Structured figure records:
------------------------------------------------------------------------
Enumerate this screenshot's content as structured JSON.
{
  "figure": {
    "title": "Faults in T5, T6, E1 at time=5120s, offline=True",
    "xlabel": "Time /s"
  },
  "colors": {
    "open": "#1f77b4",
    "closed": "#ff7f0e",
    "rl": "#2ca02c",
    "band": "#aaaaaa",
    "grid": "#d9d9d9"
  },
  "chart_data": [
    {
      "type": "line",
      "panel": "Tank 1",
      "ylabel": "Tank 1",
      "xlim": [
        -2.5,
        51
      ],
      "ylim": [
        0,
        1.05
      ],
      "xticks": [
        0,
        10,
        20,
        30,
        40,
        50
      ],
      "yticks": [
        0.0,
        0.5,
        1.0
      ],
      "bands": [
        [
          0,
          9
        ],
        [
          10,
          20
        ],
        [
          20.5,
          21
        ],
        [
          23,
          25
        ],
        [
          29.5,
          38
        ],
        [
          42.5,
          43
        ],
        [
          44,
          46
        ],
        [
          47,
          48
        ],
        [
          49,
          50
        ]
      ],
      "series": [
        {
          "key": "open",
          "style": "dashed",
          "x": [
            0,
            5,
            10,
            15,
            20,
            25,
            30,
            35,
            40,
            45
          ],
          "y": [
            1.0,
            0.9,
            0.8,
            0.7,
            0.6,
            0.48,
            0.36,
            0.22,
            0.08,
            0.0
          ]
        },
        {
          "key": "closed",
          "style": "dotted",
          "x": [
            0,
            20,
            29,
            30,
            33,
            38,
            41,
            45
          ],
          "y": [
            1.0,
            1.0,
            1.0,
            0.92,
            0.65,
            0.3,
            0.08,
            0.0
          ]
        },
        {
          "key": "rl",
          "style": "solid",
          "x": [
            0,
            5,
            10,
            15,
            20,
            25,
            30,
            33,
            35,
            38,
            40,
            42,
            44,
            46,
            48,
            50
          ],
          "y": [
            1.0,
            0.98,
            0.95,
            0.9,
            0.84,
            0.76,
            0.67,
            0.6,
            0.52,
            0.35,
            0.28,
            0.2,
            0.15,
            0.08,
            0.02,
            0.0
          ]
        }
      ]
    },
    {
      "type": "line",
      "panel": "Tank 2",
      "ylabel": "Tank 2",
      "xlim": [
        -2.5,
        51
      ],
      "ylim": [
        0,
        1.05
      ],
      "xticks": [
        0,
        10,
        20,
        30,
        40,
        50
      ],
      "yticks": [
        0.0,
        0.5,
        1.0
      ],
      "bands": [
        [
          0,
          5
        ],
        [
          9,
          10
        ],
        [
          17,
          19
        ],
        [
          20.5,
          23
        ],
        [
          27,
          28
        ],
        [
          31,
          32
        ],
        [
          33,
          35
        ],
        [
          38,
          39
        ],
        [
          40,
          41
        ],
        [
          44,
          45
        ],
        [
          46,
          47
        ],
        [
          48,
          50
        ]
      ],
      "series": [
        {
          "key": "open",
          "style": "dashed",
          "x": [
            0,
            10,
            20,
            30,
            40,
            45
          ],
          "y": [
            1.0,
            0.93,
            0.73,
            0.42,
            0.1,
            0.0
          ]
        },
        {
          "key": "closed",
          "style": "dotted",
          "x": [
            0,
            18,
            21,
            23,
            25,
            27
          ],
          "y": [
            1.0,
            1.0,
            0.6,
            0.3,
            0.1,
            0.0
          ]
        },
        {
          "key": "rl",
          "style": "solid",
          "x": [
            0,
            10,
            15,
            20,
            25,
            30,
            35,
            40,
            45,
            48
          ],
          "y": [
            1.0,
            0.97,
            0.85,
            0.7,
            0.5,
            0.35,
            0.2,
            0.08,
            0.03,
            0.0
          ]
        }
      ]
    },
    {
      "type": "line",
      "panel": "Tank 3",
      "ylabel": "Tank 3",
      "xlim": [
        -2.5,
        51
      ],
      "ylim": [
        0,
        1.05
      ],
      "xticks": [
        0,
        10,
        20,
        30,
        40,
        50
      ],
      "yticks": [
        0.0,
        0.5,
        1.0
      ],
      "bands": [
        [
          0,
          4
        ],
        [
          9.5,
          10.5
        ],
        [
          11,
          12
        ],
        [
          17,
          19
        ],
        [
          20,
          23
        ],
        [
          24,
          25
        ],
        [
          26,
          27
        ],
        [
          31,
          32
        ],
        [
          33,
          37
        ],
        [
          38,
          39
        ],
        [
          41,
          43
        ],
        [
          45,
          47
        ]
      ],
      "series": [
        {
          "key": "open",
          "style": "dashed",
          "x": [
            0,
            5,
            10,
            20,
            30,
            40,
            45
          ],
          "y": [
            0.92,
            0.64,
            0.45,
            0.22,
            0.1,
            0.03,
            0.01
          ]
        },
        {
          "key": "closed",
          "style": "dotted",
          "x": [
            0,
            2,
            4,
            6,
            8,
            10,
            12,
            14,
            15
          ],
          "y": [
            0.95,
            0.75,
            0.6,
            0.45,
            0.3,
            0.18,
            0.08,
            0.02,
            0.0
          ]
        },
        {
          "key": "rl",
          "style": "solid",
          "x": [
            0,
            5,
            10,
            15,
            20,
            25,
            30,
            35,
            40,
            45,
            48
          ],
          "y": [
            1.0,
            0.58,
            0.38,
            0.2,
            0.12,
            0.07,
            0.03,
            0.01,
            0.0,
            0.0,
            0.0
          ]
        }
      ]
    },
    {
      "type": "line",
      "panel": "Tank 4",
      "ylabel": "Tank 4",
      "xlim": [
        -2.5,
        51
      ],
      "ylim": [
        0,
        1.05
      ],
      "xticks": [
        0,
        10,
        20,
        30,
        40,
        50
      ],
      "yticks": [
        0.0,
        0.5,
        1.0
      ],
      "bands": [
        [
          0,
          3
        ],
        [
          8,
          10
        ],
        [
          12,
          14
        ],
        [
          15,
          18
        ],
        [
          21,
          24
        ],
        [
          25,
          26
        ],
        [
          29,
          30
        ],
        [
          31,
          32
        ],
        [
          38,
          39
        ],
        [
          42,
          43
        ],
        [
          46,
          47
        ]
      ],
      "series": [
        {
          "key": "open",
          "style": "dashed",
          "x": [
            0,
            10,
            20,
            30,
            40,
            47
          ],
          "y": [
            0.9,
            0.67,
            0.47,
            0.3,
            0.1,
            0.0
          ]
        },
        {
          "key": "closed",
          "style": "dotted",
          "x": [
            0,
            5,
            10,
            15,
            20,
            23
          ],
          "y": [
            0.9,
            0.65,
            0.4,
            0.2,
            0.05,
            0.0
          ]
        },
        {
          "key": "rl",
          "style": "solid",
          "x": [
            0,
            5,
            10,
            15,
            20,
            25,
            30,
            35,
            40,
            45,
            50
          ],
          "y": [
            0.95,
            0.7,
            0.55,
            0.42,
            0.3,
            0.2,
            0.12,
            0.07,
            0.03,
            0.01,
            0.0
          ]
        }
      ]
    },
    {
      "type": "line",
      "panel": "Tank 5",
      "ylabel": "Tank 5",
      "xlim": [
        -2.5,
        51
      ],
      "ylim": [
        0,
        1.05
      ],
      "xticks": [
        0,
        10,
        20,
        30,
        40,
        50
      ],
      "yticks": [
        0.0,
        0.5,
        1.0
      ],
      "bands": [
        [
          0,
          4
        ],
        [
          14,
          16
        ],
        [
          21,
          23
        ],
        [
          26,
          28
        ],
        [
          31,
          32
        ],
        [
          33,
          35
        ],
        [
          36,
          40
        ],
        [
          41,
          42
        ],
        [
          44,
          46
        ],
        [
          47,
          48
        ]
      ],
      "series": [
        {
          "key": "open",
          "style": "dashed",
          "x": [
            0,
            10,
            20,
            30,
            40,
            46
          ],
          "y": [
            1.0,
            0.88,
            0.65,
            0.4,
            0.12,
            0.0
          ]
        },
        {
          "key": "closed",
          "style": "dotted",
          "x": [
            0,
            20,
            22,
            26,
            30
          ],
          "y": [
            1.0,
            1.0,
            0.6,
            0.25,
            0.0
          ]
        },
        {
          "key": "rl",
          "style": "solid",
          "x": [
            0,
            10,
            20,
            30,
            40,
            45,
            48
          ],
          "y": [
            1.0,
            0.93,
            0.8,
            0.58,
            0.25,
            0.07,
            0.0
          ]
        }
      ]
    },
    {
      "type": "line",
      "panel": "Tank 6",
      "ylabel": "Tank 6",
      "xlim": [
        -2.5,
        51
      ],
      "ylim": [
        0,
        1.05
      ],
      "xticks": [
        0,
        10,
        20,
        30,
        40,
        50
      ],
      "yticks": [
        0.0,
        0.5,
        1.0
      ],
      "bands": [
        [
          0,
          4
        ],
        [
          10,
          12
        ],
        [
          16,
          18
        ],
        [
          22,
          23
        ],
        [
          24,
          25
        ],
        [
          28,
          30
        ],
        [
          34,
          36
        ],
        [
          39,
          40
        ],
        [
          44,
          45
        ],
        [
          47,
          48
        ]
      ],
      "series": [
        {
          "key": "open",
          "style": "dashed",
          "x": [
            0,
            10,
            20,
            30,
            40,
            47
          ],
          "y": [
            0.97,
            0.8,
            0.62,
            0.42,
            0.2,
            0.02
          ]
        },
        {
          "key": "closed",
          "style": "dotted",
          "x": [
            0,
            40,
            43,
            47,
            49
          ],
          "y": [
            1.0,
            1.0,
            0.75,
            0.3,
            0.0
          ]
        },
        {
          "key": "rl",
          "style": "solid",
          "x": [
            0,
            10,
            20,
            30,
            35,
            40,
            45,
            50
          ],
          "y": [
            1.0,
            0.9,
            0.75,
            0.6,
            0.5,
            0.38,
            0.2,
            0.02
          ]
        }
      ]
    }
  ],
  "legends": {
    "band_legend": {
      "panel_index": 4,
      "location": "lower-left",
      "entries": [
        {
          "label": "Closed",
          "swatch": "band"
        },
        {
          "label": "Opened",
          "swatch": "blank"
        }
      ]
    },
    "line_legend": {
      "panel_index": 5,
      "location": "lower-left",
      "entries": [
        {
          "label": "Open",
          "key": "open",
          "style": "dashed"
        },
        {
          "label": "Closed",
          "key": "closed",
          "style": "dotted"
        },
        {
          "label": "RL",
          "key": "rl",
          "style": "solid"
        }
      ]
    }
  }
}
------------------------------------------------------------------------
GOAL: Please list every line of the records that contains "Tank".

REPLY TO THE EXERCISE:
      "panel": "Tank 1",
      "ylabel": "Tank 1",
      "panel": "Tank 2",
      "ylabel": "Tank 2",
      "panel": "Tank 3",
      "ylabel": "Tank 3",
      "panel": "Tank 4",
      "ylabel": "Tank 4",
      "panel": "Tank 5",
      "ylabel": "Tank 5",
      "panel": "Tank 6",
      "ylabel": "Tank 6",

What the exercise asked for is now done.